%%
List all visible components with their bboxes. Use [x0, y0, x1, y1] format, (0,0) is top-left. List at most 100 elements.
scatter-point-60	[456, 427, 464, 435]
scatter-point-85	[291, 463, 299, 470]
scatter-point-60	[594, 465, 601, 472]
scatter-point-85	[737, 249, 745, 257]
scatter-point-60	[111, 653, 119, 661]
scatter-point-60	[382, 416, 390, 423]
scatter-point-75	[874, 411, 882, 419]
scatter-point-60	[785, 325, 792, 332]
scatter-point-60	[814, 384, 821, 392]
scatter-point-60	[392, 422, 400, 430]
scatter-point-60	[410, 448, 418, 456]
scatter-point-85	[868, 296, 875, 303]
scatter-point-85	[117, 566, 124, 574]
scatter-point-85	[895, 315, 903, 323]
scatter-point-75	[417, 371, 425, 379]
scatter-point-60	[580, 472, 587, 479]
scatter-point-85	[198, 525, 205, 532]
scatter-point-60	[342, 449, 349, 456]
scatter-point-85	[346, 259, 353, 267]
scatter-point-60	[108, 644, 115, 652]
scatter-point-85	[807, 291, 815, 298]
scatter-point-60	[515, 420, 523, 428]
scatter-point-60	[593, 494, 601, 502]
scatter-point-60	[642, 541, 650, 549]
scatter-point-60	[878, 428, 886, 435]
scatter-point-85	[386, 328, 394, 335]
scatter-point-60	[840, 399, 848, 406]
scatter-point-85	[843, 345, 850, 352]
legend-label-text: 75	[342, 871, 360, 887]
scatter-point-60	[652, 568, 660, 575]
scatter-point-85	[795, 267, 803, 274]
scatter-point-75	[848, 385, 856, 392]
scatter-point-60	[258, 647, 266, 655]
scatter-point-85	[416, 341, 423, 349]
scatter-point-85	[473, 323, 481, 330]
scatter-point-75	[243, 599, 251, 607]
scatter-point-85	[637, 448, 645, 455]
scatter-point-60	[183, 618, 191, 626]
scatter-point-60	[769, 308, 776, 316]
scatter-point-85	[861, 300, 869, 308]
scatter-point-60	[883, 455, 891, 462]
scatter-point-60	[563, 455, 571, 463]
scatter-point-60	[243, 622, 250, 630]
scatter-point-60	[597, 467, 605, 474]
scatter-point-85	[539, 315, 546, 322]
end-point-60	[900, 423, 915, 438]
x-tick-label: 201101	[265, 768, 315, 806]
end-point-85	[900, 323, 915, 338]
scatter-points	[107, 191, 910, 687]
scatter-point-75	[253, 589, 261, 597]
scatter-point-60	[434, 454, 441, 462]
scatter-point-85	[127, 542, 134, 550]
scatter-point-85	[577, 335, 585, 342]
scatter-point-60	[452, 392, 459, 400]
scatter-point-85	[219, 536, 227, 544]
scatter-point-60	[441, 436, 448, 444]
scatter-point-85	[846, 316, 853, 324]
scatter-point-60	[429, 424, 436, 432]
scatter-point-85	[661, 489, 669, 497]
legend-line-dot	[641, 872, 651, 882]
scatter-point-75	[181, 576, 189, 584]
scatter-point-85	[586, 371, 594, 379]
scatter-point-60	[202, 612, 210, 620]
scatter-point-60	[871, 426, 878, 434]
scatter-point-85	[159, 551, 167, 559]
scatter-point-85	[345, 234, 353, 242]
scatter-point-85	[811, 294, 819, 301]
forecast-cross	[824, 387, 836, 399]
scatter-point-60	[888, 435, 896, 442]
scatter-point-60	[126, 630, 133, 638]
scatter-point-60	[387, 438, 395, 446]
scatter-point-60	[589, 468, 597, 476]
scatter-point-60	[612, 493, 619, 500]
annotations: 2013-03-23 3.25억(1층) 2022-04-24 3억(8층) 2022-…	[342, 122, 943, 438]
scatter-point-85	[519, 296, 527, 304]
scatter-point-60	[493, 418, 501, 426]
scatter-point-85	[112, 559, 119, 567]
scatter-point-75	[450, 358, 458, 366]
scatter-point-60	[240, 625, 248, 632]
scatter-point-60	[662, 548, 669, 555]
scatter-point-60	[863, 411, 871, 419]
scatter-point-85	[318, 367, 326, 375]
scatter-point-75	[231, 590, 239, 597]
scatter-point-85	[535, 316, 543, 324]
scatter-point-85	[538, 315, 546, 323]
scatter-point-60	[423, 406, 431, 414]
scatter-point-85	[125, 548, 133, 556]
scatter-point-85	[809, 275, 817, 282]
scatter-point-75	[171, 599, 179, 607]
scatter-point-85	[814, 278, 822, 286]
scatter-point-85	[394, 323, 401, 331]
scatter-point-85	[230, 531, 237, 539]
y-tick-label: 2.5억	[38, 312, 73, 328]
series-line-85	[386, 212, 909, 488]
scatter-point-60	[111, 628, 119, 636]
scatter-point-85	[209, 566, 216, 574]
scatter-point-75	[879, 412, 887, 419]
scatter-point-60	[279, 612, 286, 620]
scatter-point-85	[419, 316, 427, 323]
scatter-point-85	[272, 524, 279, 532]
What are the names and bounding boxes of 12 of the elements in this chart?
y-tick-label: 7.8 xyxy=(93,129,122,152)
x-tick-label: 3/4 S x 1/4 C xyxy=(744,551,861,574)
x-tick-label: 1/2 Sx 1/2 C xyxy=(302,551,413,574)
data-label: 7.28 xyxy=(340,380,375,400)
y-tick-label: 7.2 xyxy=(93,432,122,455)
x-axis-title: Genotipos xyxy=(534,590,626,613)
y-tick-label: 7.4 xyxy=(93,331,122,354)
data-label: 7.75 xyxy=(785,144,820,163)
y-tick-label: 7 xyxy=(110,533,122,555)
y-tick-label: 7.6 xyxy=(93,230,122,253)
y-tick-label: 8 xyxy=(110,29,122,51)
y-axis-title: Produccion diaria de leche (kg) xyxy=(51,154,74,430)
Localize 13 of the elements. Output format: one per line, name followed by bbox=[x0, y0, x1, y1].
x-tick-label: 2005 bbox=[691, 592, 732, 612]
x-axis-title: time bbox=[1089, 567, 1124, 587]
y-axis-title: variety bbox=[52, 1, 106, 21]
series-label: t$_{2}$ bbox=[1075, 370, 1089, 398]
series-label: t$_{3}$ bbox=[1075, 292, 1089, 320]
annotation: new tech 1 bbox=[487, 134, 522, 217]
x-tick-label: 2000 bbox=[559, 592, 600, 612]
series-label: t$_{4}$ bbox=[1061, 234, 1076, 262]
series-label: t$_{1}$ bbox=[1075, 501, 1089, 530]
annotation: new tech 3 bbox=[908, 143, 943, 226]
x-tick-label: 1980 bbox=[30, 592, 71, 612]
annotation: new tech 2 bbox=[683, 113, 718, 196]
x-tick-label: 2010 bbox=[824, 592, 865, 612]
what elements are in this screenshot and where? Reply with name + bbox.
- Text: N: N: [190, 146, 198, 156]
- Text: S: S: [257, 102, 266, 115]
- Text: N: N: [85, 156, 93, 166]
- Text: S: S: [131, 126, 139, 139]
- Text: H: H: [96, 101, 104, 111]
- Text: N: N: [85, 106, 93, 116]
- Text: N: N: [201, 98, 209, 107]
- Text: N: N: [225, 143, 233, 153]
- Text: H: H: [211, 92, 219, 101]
%%
Reproduce the items from the start through the line containing "448, 418, 456]", substituting "upper-left" for "top-left" and changing nothing else.

List all visible components with their bboxes. Use [x0, y0, x1, y1] format, (0,0) is upper-left. List at most 100 elements.
scatter-point-60	[456, 427, 464, 435]
scatter-point-85	[291, 463, 299, 470]
scatter-point-60	[594, 465, 601, 472]
scatter-point-85	[737, 249, 745, 257]
scatter-point-60	[111, 653, 119, 661]
scatter-point-60	[382, 416, 390, 423]
scatter-point-75	[874, 411, 882, 419]
scatter-point-60	[785, 325, 792, 332]
scatter-point-60	[814, 384, 821, 392]
scatter-point-60	[392, 422, 400, 430]
scatter-point-60	[410, 448, 418, 456]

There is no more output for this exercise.